** Exercise requirements **
Output a single figure: the number of lines in which the word "this" appears.

** Data to process **
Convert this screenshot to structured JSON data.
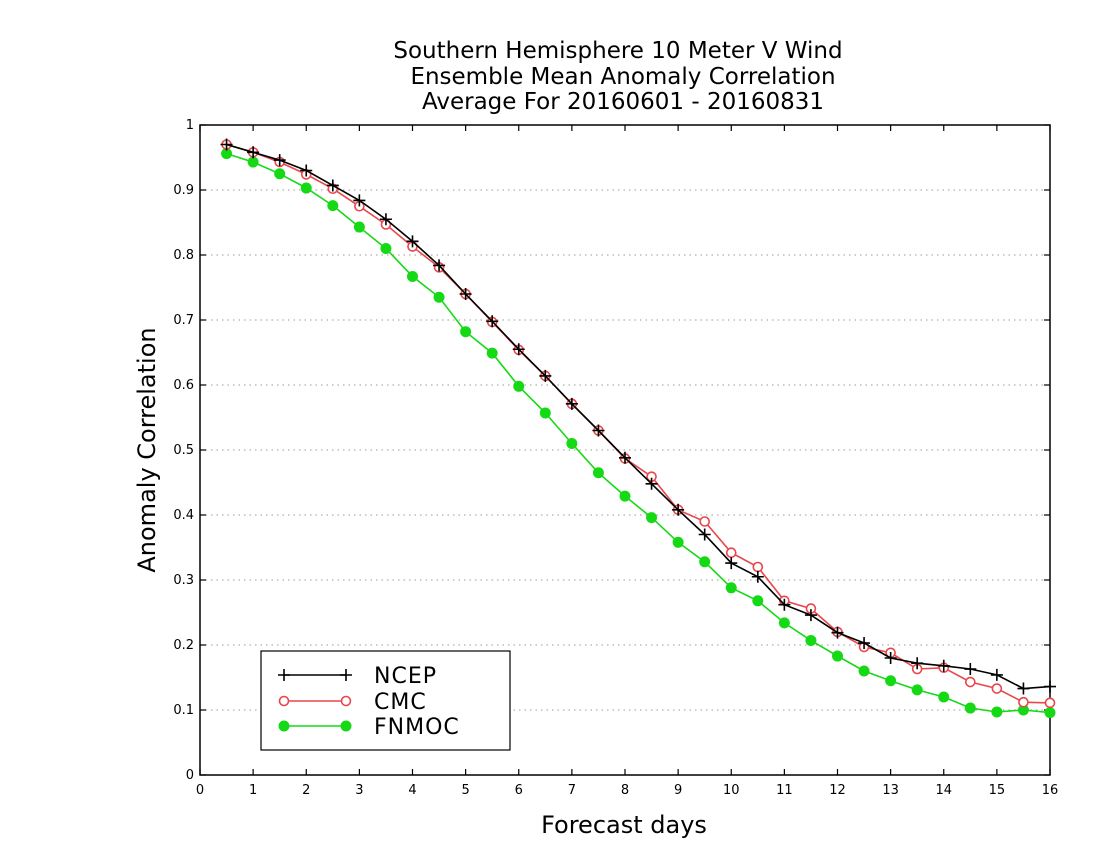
{
  "chart_data": {
    "type": "line",
    "title": [
      "Southern Hemisphere 10 Meter V Wind",
      "Ensemble Mean Anomaly Correlation",
      "Average For 20160601 - 20160831"
    ],
    "xlabel": "Forecast days",
    "ylabel": "Anomaly Correlation",
    "xlim": [
      0,
      16
    ],
    "ylim": [
      0,
      1
    ],
    "x_ticks": [
      "0",
      "1",
      "2",
      "3",
      "4",
      "5",
      "6",
      "7",
      "8",
      "9",
      "10",
      "11",
      "12",
      "13",
      "14",
      "15",
      "16"
    ],
    "y_ticks": [
      "0",
      "0.1",
      "0.2",
      "0.3",
      "0.4",
      "0.5",
      "0.6",
      "0.7",
      "0.8",
      "0.9",
      "1"
    ],
    "grid": "horizontal dotted",
    "legend_position": "bottom-left",
    "x": [
      0.5,
      1,
      1.5,
      2,
      2.5,
      3,
      3.5,
      4,
      4.5,
      5,
      5.5,
      6,
      6.5,
      7,
      7.5,
      8,
      8.5,
      9,
      9.5,
      10,
      10.5,
      11,
      11.5,
      12,
      12.5,
      13,
      13.5,
      14,
      14.5,
      15,
      15.5,
      16
    ],
    "series": [
      {
        "name": "NCEP",
        "color": "#000000",
        "marker": "plus",
        "values": [
          0.97,
          0.958,
          0.946,
          0.93,
          0.907,
          0.884,
          0.855,
          0.821,
          0.784,
          0.74,
          0.698,
          0.655,
          0.614,
          0.571,
          0.53,
          0.488,
          0.448,
          0.408,
          0.37,
          0.326,
          0.305,
          0.262,
          0.246,
          0.219,
          0.203,
          0.18,
          0.172,
          0.168,
          0.163,
          0.154,
          0.133,
          0.136
        ]
      },
      {
        "name": "CMC",
        "color": "#e8474c",
        "marker": "open-circle",
        "values": [
          0.97,
          0.958,
          0.943,
          0.924,
          0.902,
          0.875,
          0.847,
          0.813,
          0.781,
          0.74,
          0.697,
          0.654,
          0.614,
          0.571,
          0.53,
          0.487,
          0.459,
          0.408,
          0.39,
          0.342,
          0.32,
          0.268,
          0.256,
          0.22,
          0.197,
          0.188,
          0.163,
          0.165,
          0.143,
          0.133,
          0.112,
          0.111
        ]
      },
      {
        "name": "FNMOC",
        "color": "#16d916",
        "marker": "filled-circle",
        "values": [
          0.956,
          0.943,
          0.925,
          0.903,
          0.876,
          0.843,
          0.81,
          0.767,
          0.735,
          0.682,
          0.649,
          0.598,
          0.557,
          0.51,
          0.465,
          0.429,
          0.396,
          0.358,
          0.328,
          0.288,
          0.268,
          0.234,
          0.207,
          0.183,
          0.16,
          0.145,
          0.131,
          0.12,
          0.103,
          0.097,
          0.1,
          0.096
        ]
      }
    ]
  }
}
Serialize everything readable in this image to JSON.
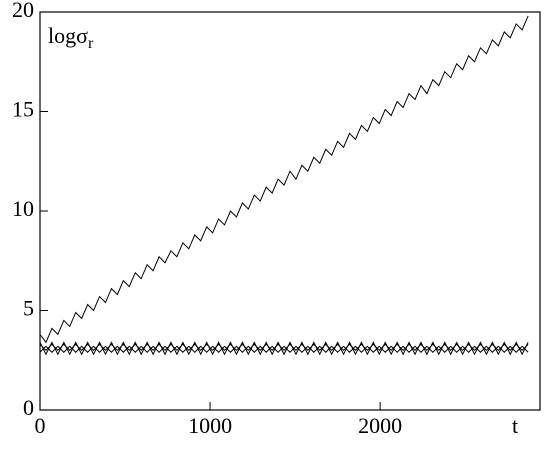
{
  "chart_data": {
    "type": "line",
    "y_label": "logσ",
    "y_label_subscript": "r",
    "x_label": "t",
    "x": [
      0,
      35,
      70,
      105,
      140,
      175,
      210,
      245,
      280,
      315,
      350,
      385,
      420,
      455,
      490,
      525,
      560,
      595,
      630,
      665,
      700,
      735,
      770,
      805,
      840,
      875,
      910,
      945,
      980,
      1015,
      1050,
      1085,
      1120,
      1155,
      1190,
      1225,
      1260,
      1295,
      1330,
      1365,
      1400,
      1435,
      1470,
      1505,
      1540,
      1575,
      1610,
      1645,
      1680,
      1715,
      1750,
      1785,
      1820,
      1855,
      1890,
      1925,
      1960,
      1995,
      2030,
      2065,
      2100,
      2135,
      2170,
      2205,
      2240,
      2275,
      2310,
      2345,
      2380,
      2415,
      2450,
      2485,
      2520,
      2555,
      2590,
      2625,
      2660,
      2695,
      2730,
      2765,
      2800,
      2835,
      2870
    ],
    "series": [
      {
        "color": "#000000",
        "values": [
          3.8,
          3.4,
          4.1,
          3.8,
          4.5,
          4.2,
          4.9,
          4.6,
          5.3,
          5.0,
          5.7,
          5.4,
          6.1,
          5.8,
          6.5,
          6.2,
          6.9,
          6.6,
          7.3,
          7.0,
          7.7,
          7.4,
          8.0,
          7.7,
          8.4,
          8.1,
          8.8,
          8.5,
          9.2,
          8.9,
          9.6,
          9.3,
          10.0,
          9.7,
          10.4,
          10.1,
          10.8,
          10.5,
          11.2,
          10.9,
          11.6,
          11.3,
          12.0,
          11.6,
          12.3,
          12.0,
          12.7,
          12.4,
          13.1,
          12.8,
          13.5,
          13.2,
          13.9,
          13.6,
          14.3,
          14.0,
          14.7,
          14.4,
          15.1,
          14.8,
          15.5,
          15.2,
          15.9,
          15.6,
          16.3,
          15.9,
          16.6,
          16.3,
          17.0,
          16.7,
          17.4,
          17.1,
          17.8,
          17.5,
          18.2,
          17.9,
          18.6,
          18.3,
          19.0,
          18.7,
          19.4,
          19.1,
          19.8
        ]
      },
      {
        "color": "#000000",
        "values": [
          3.4,
          2.8,
          3.4,
          2.8,
          3.4,
          2.8,
          3.4,
          2.8,
          3.4,
          2.8,
          3.4,
          2.8,
          3.4,
          2.8,
          3.4,
          2.8,
          3.4,
          2.8,
          3.4,
          2.8,
          3.4,
          2.8,
          3.4,
          2.8,
          3.4,
          2.8,
          3.4,
          2.8,
          3.4,
          2.8,
          3.4,
          2.8,
          3.4,
          2.8,
          3.4,
          2.8,
          3.4,
          2.8,
          3.4,
          2.8,
          3.4,
          2.8,
          3.4,
          2.8,
          3.4,
          2.8,
          3.4,
          2.8,
          3.4,
          2.8,
          3.4,
          2.8,
          3.4,
          2.8,
          3.4,
          2.8,
          3.4,
          2.8,
          3.4,
          2.8,
          3.4,
          2.8,
          3.4,
          2.8,
          3.4,
          2.8,
          3.4,
          2.8,
          3.4,
          2.8,
          3.4,
          2.8,
          3.4,
          2.8,
          3.4,
          2.8,
          3.4,
          2.8,
          3.4,
          2.8,
          3.4,
          2.8,
          3.4
        ]
      },
      {
        "color": "#000000",
        "values": [
          2.9,
          3.2,
          2.9,
          3.2,
          2.9,
          3.2,
          2.9,
          3.2,
          2.9,
          3.2,
          2.9,
          3.2,
          2.9,
          3.2,
          2.9,
          3.2,
          2.9,
          3.2,
          2.9,
          3.2,
          2.9,
          3.2,
          2.9,
          3.2,
          2.9,
          3.2,
          2.9,
          3.2,
          2.9,
          3.2,
          2.9,
          3.2,
          2.9,
          3.2,
          2.9,
          3.2,
          2.9,
          3.2,
          2.9,
          3.2,
          2.9,
          3.2,
          2.9,
          3.2,
          2.9,
          3.2,
          2.9,
          3.2,
          2.9,
          3.2,
          2.9,
          3.2,
          2.9,
          3.2,
          2.9,
          3.2,
          2.9,
          3.2,
          2.9,
          3.2,
          2.9,
          3.2,
          2.9,
          3.2,
          2.9,
          3.2,
          2.9,
          3.2,
          2.9,
          3.2,
          2.9,
          3.2,
          2.9,
          3.2,
          2.9,
          3.2,
          2.9,
          3.2,
          2.9,
          3.2,
          2.9,
          3.2,
          2.9
        ]
      },
      {
        "color": "#000000",
        "values": [
          3.3,
          3.0,
          3.3,
          3.0,
          3.3,
          3.0,
          3.3,
          3.0,
          3.3,
          3.0,
          3.3,
          3.0,
          3.3,
          3.0,
          3.3,
          3.0,
          3.3,
          3.0,
          3.3,
          3.0,
          3.3,
          3.0,
          3.3,
          3.0,
          3.3,
          3.0,
          3.3,
          3.0,
          3.3,
          3.0,
          3.3,
          3.0,
          3.3,
          3.0,
          3.3,
          3.0,
          3.3,
          3.0,
          3.3,
          3.0,
          3.3,
          3.0,
          3.3,
          3.0,
          3.3,
          3.0,
          3.3,
          3.0,
          3.3,
          3.0,
          3.3,
          3.0,
          3.3,
          3.0,
          3.3,
          3.0,
          3.3,
          3.0,
          3.3,
          3.0,
          3.3,
          3.0,
          3.3,
          3.0,
          3.3,
          3.0,
          3.3,
          3.0,
          3.3,
          3.0,
          3.3,
          3.0,
          3.3,
          3.0,
          3.3,
          3.0,
          3.3,
          3.0,
          3.3,
          3.0,
          3.3,
          3.0,
          3.3
        ]
      }
    ],
    "xlim": [
      0,
      2940
    ],
    "ylim": [
      0,
      20
    ],
    "xticks": [
      0,
      1000,
      2000
    ],
    "yticks": [
      0,
      5,
      10,
      15,
      20
    ],
    "grid": false
  }
}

** Task solution **
2